# START OF Available records

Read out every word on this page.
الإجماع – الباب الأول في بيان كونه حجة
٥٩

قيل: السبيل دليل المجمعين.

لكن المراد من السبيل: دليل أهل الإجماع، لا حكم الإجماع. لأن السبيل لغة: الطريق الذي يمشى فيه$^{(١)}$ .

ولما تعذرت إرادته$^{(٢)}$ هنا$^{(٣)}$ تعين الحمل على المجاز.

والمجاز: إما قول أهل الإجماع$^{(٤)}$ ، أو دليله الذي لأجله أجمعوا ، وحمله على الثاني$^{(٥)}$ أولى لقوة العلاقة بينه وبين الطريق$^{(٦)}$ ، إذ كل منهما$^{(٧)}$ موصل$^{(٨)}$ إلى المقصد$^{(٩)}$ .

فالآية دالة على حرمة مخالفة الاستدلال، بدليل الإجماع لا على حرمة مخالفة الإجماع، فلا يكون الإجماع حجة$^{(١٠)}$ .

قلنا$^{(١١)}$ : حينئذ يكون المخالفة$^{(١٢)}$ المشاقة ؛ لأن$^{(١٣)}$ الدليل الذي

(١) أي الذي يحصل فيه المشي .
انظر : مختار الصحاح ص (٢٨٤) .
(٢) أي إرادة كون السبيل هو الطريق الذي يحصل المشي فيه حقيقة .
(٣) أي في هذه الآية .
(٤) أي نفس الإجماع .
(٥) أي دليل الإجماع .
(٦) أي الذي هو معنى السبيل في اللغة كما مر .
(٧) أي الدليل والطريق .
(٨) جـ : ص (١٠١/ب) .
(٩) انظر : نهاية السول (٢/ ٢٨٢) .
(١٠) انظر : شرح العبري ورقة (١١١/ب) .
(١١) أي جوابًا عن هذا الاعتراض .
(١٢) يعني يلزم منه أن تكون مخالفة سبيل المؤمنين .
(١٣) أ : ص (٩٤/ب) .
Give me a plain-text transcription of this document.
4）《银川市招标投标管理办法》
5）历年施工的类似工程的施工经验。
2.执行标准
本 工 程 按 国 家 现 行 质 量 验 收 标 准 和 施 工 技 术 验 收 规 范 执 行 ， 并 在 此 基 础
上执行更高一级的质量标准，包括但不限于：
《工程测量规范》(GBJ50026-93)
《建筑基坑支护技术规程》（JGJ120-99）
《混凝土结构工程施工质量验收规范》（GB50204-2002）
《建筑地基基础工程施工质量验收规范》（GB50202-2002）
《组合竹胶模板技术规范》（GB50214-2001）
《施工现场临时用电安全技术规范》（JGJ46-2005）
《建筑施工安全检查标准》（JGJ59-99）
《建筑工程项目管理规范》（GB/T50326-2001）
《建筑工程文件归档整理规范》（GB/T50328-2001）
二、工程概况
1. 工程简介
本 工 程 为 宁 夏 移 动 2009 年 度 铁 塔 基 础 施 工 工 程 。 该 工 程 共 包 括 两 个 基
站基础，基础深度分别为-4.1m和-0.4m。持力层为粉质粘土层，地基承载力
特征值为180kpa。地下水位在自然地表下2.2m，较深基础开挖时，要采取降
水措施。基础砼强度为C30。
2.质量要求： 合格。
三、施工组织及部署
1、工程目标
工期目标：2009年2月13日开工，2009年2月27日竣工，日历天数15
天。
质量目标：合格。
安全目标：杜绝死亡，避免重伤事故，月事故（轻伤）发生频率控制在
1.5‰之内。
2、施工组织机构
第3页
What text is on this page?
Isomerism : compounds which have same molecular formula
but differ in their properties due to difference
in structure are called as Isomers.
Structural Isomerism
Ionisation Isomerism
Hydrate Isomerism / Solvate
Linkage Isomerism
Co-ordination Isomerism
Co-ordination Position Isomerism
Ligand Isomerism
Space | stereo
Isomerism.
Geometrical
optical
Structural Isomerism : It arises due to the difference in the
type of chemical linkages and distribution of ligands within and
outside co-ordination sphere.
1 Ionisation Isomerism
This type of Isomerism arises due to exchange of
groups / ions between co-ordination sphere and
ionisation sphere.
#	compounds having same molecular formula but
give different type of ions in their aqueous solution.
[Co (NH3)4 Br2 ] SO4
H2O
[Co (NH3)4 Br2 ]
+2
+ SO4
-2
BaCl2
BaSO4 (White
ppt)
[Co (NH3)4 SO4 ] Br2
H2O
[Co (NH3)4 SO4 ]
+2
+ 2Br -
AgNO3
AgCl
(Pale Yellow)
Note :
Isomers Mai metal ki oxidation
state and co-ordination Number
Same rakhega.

# END OF Available records

*Goal*: Return exactly the lines of the data, and only those, from the line with "What text is on this page?" through the last line, inclusive.

*Exercise result*:
What text is on this page?
Isomerism : compounds which have same molecular formula
but differ in their properties due to difference
in structure are called as Isomers.
Structural Isomerism
Ionisation Isomerism
Hydrate Isomerism / Solvate
Linkage Isomerism
Co-ordination Isomerism
Co-ordination Position Isomerism
Ligand Isomerism
Space | stereo
Isomerism.
Geometrical
optical
Structural Isomerism : It arises due to the difference in the
type of chemical linkages and distribution of ligands within and
outside co-ordination sphere.
1 Ionisation Isomerism
This type of Isomerism arises due to exchange of
groups / ions between co-ordination sphere and
ionisation sphere.
#	compounds having same molecular formula but
give different type of ions in their aqueous solution.
[Co (NH3)4 Br2 ] SO4
H2O
[Co (NH3)4 Br2 ]
+2
+ SO4
-2
BaCl2
BaSO4 (White
ppt)
[Co (NH3)4 SO4 ] Br2
H2O
[Co (NH3)4 SO4 ]
+2
+ 2Br -
AgNO3
AgCl
(Pale Yellow)
Note :
Isomers Mai metal ki oxidation
state and co-ordination Number
Same rakhega.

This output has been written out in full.